SET PROBLEM:
The entries below should be quoted exactly, with no pictures carried over.

#### DATA SECTION

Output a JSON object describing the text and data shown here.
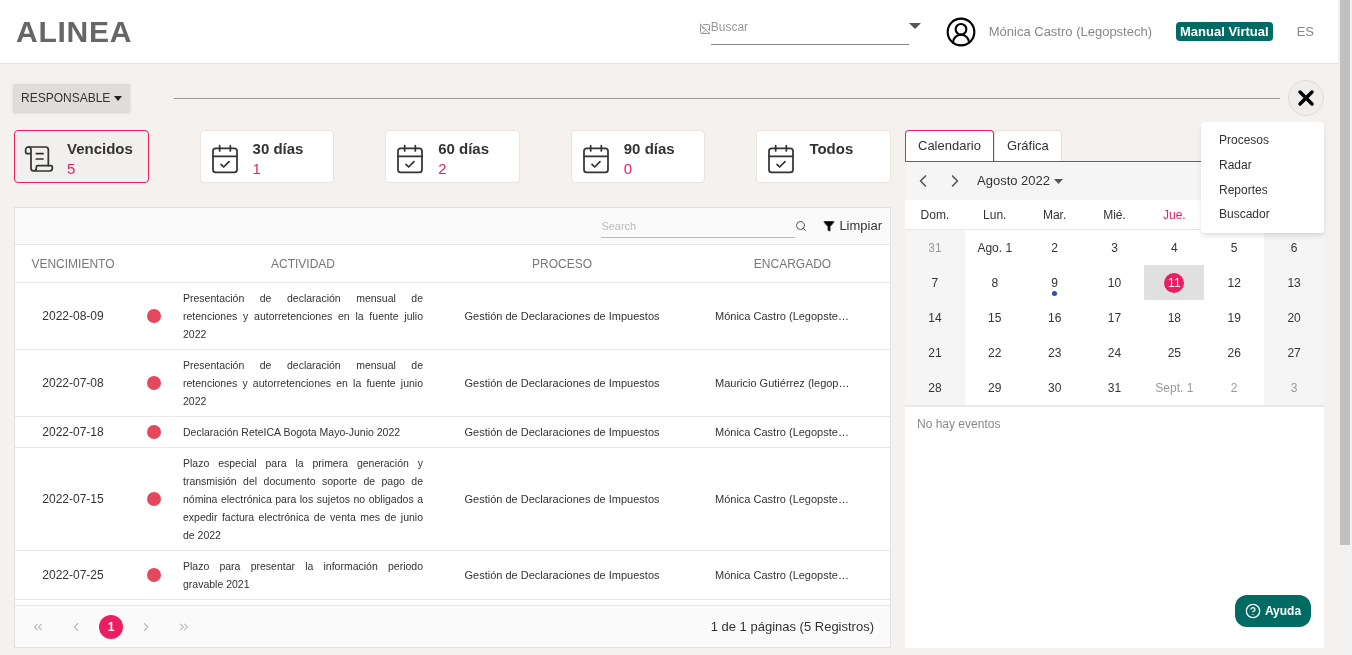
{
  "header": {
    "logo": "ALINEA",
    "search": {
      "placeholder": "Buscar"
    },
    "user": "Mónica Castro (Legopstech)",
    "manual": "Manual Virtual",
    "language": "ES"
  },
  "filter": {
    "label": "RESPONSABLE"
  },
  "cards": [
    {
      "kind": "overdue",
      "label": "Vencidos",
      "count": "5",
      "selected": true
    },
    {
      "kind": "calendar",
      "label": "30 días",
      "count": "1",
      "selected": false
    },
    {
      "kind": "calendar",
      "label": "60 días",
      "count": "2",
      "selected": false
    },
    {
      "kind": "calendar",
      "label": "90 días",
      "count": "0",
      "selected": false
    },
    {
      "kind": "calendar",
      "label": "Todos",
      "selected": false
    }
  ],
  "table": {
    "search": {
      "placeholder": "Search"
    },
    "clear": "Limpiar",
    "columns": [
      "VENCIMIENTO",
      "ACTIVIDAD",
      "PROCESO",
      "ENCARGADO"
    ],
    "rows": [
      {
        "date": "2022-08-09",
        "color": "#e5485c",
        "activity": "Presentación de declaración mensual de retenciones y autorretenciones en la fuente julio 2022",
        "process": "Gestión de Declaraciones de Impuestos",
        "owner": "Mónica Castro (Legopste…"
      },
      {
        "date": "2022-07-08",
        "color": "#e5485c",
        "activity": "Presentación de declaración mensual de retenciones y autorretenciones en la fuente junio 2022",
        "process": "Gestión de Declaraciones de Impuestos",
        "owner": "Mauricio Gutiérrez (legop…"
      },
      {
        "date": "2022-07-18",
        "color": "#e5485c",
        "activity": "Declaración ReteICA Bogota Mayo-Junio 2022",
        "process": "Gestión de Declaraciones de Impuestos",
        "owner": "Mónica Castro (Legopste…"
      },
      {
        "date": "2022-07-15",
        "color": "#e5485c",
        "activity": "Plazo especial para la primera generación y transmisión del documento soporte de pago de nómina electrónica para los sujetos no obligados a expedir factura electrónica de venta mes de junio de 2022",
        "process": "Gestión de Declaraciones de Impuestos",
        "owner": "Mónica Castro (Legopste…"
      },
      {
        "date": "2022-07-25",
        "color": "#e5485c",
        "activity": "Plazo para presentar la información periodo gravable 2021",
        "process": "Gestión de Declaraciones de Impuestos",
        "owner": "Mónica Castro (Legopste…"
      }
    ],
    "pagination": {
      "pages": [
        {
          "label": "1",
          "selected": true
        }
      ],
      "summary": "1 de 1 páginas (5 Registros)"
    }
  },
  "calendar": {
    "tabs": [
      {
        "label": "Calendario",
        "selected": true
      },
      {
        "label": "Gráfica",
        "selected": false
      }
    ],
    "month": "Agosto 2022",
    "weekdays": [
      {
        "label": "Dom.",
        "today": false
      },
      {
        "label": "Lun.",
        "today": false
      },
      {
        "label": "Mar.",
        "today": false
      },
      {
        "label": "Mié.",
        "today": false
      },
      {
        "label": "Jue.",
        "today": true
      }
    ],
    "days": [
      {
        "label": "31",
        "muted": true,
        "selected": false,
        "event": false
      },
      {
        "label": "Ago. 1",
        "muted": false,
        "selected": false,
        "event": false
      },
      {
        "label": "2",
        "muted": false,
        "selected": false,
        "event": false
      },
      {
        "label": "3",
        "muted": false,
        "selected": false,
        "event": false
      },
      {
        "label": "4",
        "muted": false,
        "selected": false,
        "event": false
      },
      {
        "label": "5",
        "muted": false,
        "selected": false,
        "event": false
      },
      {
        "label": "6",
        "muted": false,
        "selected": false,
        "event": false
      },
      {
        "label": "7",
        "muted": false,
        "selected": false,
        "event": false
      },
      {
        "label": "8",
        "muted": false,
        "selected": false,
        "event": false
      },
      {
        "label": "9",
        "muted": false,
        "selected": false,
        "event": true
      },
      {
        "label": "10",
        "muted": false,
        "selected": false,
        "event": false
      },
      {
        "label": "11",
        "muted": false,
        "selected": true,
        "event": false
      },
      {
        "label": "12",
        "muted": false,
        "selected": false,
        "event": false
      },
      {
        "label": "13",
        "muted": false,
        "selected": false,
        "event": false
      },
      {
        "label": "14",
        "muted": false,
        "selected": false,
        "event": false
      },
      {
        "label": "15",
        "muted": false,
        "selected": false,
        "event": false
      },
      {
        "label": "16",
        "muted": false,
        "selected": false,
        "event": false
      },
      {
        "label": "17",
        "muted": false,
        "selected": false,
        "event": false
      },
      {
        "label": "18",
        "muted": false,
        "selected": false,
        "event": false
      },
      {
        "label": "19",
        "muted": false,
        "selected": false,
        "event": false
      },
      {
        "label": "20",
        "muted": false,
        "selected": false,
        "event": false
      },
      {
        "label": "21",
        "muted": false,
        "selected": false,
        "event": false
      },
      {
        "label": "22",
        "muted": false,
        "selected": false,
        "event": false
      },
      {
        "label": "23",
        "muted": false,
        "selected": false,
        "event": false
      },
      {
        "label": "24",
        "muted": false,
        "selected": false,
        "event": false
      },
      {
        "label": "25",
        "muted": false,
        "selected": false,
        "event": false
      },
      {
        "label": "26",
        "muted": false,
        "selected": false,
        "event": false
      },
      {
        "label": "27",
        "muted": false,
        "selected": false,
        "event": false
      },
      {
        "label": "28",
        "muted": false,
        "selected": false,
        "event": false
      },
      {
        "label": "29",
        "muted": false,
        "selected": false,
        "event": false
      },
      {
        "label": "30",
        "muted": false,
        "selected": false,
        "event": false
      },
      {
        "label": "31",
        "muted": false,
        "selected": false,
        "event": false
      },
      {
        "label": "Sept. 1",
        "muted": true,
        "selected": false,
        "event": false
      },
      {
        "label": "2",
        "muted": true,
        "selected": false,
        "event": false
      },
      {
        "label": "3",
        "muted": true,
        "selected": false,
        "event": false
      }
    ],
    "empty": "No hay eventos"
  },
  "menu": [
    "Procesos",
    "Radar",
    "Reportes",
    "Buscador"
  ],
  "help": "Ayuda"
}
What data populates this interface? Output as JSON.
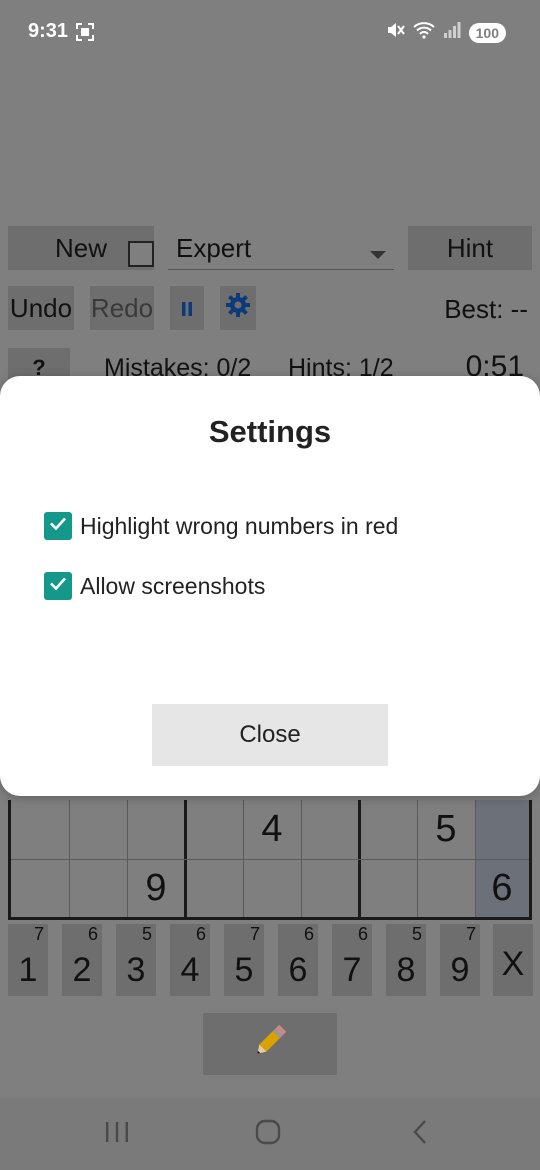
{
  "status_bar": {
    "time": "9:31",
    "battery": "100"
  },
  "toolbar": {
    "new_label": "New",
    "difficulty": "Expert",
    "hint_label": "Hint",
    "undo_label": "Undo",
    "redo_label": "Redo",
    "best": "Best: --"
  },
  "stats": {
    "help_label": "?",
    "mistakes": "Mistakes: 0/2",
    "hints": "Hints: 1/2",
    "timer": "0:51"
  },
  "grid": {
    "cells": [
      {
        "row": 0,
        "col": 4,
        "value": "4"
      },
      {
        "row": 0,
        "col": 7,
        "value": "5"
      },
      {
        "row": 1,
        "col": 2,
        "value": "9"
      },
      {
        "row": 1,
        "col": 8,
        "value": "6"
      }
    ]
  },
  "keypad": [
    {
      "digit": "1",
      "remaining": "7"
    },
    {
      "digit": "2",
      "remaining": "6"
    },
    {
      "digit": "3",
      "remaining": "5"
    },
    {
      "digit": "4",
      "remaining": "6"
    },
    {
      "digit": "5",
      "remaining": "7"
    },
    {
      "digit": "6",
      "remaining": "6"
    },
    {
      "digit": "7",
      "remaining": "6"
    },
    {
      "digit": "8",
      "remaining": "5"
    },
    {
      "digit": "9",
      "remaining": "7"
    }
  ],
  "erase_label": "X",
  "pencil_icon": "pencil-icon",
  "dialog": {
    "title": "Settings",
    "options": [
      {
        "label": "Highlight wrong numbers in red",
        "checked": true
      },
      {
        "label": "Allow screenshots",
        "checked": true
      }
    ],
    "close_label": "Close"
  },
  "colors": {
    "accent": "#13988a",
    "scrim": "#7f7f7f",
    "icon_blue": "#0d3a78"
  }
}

########

ANSWER BELOW:
Output a JSON object describing the text and data shown here.
{
  "header": {
    "logo": "ALINEA",
    "search": {
      "placeholder": "Buscar"
    },
    "user": "Mónica Castro (Legopstech)",
    "manual": "Manual Virtual",
    "language": "ES"
  },
  "filter": {
    "label": "RESPONSABLE"
  },
  "cards": [
    {
      "kind": "overdue",
      "label": "Vencidos",
      "count": "5",
      "selected": true
    },
    {
      "kind": "calendar",
      "label": "30 días",
      "count": "1",
      "selected": false
    },
    {
      "kind": "calendar",
      "label": "60 días",
      "count": "2",
      "selected": false
    },
    {
      "kind": "calendar",
      "label": "90 días",
      "count": "0",
      "selected": false
    },
    {
      "kind": "calendar",
      "label": "Todos",
      "selected": false
    }
  ],
  "table": {
    "search": {
      "placeholder": "Search"
    },
    "clear": "Limpiar",
    "columns": [
      "VENCIMIENTO",
      "ACTIVIDAD",
      "PROCESO",
      "ENCARGADO"
    ],
    "rows": [
      {
        "date": "2022-08-09",
        "color": "#e5485c",
        "activity": "Presentación de declaración mensual de retenciones y autorretenciones en la fuente julio 2022",
        "process": "Gestión de Declaraciones de Impuestos",
        "owner": "Mónica Castro (Legopste…"
      },
      {
        "date": "2022-07-08",
        "color": "#e5485c",
        "activity": "Presentación de declaración mensual de retenciones y autorretenciones en la fuente junio 2022",
        "process": "Gestión de Declaraciones de Impuestos",
        "owner": "Mauricio Gutiérrez (legop…"
      },
      {
        "date": "2022-07-18",
        "color": "#e5485c",
        "activity": "Declaración ReteICA Bogota Mayo-Junio 2022",
        "process": "Gestión de Declaraciones de Impuestos",
        "owner": "Mónica Castro (Legopste…"
      },
      {
        "date": "2022-07-15",
        "color": "#e5485c",
        "activity": "Plazo especial para la primera generación y transmisión del documento soporte de pago de nómina electrónica para los sujetos no obligados a expedir factura electrónica de venta mes de junio de 2022",
        "process": "Gestión de Declaraciones de Impuestos",
        "owner": "Mónica Castro (Legopste…"
      },
      {
        "date": "2022-07-25",
        "color": "#e5485c",
        "activity": "Plazo para presentar la información periodo gravable 2021",
        "process": "Gestión de Declaraciones de Impuestos",
        "owner": "Mónica Castro (Legopste…"
      }
    ],
    "pagination": {
      "pages": [
        {
          "label": "1",
          "selected": true
        }
      ],
      "summary": "1 de 1 páginas (5 Registros)"
    }
  },
  "calendar": {
    "tabs": [
      {
        "label": "Calendario",
        "selected": true
      },
      {
        "label": "Gráfica",
        "selected": false
      }
    ],
    "month": "Agosto 2022",
    "weekdays": [
      {
        "label": "Dom.",
        "today": false
      },
      {
        "label": "Lun.",
        "today": false
      },
      {
        "label": "Mar.",
        "today": false
      },
      {
        "label": "Mié.",
        "today": false
      },
      {
        "label": "Jue.",
        "today": true
      }
    ],
    "days": [
      {
        "label": "31",
        "muted": true,
        "selected": false,
        "event": false
      },
      {
        "label": "Ago. 1",
        "muted": false,
        "selected": false,
        "event": false
      },
      {
        "label": "2",
        "muted": false,
        "selected": false,
        "event": false
      },
      {
        "label": "3",
        "muted": false,
        "selected": false,
        "event": false
      },
      {
        "label": "4",
        "muted": false,
        "selected": false,
        "event": false
      },
      {
        "label": "5",
        "muted": false,
        "selected": false,
        "event": false
      },
      {
        "label": "6",
        "muted": false,
        "selected": false,
        "event": false
      },
      {
        "label": "7",
        "muted": false,
        "selected": false,
        "event": false
      },
      {
        "label": "8",
        "muted": false,
        "selected": false,
        "event": false
      },
      {
        "label": "9",
        "muted": false,
        "selected": false,
        "event": true
      },
      {
        "label": "10",
        "muted": false,
        "selected": false,
        "event": false
      },
      {
        "label": "11",
        "muted": false,
        "selected": true,
        "event": false
      },
      {
        "label": "12",
        "muted": false,
        "selected": false,
        "event": false
      },
      {
        "label": "13",
        "muted": false,
        "selected": false,
        "event": false
      },
      {
        "label": "14",
        "muted": false,
        "selected": false,
        "event": false
      },
      {
        "label": "15",
        "muted": false,
        "selected": false,
        "event": false
      },
      {
        "label": "16",
        "muted": false,
        "selected": false,
        "event": false
      },
      {
        "label": "17",
        "muted": false,
        "selected": false,
        "event": false
      },
      {
        "label": "18",
        "muted": false,
        "selected": false,
        "event": false
      },
      {
        "label": "19",
        "muted": false,
        "selected": false,
        "event": false
      },
      {
        "label": "20",
        "muted": false,
        "selected": false,
        "event": false
      },
      {
        "label": "21",
        "muted": false,
        "selected": false,
        "event": false
      },
      {
        "label": "22",
        "muted": false,
        "selected": false,
        "event": false
      },
      {
        "label": "23",
        "muted": false,
        "selected": false,
        "event": false
      },
      {
        "label": "24",
        "muted": false,
        "selected": false,
        "event": false
      },
      {
        "label": "25",
        "muted": false,
        "selected": false,
        "event": false
      },
      {
        "label": "26",
        "muted": false,
        "selected": false,
        "event": false
      },
      {
        "label": "27",
        "muted": false,
        "selected": false,
        "event": false
      },
      {
        "label": "28",
        "muted": false,
        "selected": false,
        "event": false
      },
      {
        "label": "29",
        "muted": false,
        "selected": false,
        "event": false
      },
      {
        "label": "30",
        "muted": false,
        "selected": false,
        "event": false
      },
      {
        "label": "31",
        "muted": false,
        "selected": false,
        "event": false
      },
      {
        "label": "Sept. 1",
        "muted": true,
        "selected": false,
        "event": false
      },
      {
        "label": "2",
        "muted": true,
        "selected": false,
        "event": false
      },
      {
        "label": "3",
        "muted": true,
        "selected": false,
        "event": false
      }
    ],
    "empty": "No hay eventos"
  },
  "menu": [
    "Procesos",
    "Radar",
    "Reportes",
    "Buscador"
  ],
  "help": "Ayuda"
}
What data populates this interface? Output as JSON.
{
  "status_bar": {
    "time": "9:31",
    "battery": "100"
  },
  "toolbar": {
    "new_label": "New",
    "difficulty": "Expert",
    "hint_label": "Hint",
    "undo_label": "Undo",
    "redo_label": "Redo",
    "best": "Best: --"
  },
  "stats": {
    "help_label": "?",
    "mistakes": "Mistakes: 0/2",
    "hints": "Hints: 1/2",
    "timer": "0:51"
  },
  "grid": {
    "cells": [
      {
        "row": 0,
        "col": 4,
        "value": "4"
      },
      {
        "row": 0,
        "col": 7,
        "value": "5"
      },
      {
        "row": 1,
        "col": 2,
        "value": "9"
      },
      {
        "row": 1,
        "col": 8,
        "value": "6"
      }
    ]
  },
  "keypad": [
    {
      "digit": "1",
      "remaining": "7"
    },
    {
      "digit": "2",
      "remaining": "6"
    },
    {
      "digit": "3",
      "remaining": "5"
    },
    {
      "digit": "4",
      "remaining": "6"
    },
    {
      "digit": "5",
      "remaining": "7"
    },
    {
      "digit": "6",
      "remaining": "6"
    },
    {
      "digit": "7",
      "remaining": "6"
    },
    {
      "digit": "8",
      "remaining": "5"
    },
    {
      "digit": "9",
      "remaining": "7"
    }
  ],
  "erase_label": "X",
  "pencil_icon": "pencil-icon",
  "dialog": {
    "title": "Settings",
    "options": [
      {
        "label": "Highlight wrong numbers in red",
        "checked": true
      },
      {
        "label": "Allow screenshots",
        "checked": true
      }
    ],
    "close_label": "Close"
  },
  "colors": {
    "accent": "#13988a",
    "scrim": "#7f7f7f",
    "icon_blue": "#0d3a78"
  }
}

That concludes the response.